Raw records
=======
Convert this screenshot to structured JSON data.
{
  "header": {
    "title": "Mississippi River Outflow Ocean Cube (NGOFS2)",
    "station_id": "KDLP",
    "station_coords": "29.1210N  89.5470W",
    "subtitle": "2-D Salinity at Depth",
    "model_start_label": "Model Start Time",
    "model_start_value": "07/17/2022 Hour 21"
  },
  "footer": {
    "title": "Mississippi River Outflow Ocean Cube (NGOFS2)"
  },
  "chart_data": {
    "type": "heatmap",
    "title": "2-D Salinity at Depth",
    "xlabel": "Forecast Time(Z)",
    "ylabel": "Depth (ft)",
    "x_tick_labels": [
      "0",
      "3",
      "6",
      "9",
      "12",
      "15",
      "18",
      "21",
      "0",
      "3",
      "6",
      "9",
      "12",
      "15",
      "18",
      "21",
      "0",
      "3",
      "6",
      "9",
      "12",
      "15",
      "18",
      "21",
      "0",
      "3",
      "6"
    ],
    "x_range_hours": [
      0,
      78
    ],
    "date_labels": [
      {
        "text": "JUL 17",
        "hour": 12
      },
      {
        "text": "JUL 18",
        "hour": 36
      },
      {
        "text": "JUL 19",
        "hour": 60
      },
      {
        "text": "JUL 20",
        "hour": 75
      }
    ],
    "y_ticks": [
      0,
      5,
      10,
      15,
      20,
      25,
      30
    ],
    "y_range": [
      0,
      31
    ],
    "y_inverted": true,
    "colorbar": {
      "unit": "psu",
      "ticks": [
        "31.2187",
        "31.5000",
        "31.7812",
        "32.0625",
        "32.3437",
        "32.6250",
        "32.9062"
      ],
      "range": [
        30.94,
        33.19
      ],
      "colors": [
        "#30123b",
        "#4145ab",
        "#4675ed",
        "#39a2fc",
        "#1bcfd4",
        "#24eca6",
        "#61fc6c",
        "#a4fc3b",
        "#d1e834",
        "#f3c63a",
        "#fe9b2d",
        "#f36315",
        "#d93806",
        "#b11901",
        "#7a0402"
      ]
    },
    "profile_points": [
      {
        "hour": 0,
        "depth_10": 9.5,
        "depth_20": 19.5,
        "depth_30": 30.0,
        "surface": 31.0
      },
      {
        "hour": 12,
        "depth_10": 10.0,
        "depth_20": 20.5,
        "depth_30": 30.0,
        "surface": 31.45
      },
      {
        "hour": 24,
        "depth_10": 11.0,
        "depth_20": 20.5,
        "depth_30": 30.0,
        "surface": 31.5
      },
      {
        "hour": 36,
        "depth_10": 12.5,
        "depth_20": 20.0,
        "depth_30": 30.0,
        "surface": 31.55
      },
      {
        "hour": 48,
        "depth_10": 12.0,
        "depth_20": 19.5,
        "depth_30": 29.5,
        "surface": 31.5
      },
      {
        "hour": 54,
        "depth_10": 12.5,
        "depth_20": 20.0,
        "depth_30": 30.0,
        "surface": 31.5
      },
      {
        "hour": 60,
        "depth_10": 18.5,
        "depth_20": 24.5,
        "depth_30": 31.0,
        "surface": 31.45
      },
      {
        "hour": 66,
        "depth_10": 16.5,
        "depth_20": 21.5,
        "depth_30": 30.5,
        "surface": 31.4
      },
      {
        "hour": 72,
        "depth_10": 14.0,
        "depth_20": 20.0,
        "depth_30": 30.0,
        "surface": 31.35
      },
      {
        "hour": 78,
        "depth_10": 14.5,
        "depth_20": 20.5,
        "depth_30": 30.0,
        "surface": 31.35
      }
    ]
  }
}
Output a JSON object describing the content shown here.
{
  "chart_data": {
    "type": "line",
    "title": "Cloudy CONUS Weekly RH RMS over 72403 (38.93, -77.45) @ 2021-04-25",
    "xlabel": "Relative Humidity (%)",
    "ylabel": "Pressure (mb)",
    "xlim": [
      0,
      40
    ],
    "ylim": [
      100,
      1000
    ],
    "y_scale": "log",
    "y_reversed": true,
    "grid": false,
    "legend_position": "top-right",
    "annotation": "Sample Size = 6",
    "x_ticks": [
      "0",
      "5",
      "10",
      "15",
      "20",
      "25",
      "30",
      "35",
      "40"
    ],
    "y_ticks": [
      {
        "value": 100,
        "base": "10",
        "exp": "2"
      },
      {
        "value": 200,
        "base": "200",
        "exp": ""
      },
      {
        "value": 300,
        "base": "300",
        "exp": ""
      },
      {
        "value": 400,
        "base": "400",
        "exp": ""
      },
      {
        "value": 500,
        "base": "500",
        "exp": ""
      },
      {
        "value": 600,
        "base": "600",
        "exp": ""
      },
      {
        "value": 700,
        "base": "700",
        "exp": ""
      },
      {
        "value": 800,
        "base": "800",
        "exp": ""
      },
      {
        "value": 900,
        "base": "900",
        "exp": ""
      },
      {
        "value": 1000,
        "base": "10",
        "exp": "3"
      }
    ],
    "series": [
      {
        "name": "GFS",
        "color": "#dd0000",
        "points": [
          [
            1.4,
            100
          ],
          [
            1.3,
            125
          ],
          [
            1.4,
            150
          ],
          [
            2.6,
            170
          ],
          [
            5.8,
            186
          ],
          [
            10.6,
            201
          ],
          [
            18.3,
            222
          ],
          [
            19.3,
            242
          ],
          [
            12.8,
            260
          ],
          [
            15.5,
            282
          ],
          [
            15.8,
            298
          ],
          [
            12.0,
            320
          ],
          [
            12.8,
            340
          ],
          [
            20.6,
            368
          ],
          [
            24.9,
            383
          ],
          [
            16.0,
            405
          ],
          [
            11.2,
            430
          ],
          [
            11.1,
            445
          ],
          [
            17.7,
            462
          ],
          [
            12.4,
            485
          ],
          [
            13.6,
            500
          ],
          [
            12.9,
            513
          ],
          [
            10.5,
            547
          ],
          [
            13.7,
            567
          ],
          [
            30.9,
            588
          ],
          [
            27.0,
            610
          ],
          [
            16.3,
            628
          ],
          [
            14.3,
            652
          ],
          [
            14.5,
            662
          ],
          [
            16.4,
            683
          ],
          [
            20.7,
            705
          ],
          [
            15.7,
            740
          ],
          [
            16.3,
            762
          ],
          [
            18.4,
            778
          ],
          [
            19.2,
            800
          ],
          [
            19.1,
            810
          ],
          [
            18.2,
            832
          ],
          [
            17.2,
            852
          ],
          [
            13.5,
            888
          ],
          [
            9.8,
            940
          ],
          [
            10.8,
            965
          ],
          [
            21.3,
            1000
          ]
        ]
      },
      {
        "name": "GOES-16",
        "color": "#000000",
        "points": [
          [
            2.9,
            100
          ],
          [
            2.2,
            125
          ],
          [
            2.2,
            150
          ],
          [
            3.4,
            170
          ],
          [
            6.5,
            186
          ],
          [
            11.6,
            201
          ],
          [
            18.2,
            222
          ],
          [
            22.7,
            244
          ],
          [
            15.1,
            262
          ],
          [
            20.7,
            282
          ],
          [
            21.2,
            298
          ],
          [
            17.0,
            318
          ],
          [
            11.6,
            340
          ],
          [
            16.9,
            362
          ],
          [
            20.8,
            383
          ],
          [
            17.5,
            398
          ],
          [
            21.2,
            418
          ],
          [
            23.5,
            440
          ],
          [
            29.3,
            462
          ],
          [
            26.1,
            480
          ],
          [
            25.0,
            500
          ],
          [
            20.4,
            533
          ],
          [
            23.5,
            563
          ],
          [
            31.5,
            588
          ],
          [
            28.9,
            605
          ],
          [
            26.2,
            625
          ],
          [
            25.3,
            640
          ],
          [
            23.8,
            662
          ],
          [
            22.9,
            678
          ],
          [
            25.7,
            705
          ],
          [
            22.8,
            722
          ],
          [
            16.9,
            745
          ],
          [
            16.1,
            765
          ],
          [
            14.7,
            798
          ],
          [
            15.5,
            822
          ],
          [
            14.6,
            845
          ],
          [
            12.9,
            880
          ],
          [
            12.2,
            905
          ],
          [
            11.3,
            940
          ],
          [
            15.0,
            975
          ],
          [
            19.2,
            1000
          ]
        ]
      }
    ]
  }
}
=======
Aim →
All lines above with "Salinity" in them should be returned.

Solution for this problem →
    "subtitle": "2-D Salinity at Depth",
    "title": "2-D Salinity at Depth",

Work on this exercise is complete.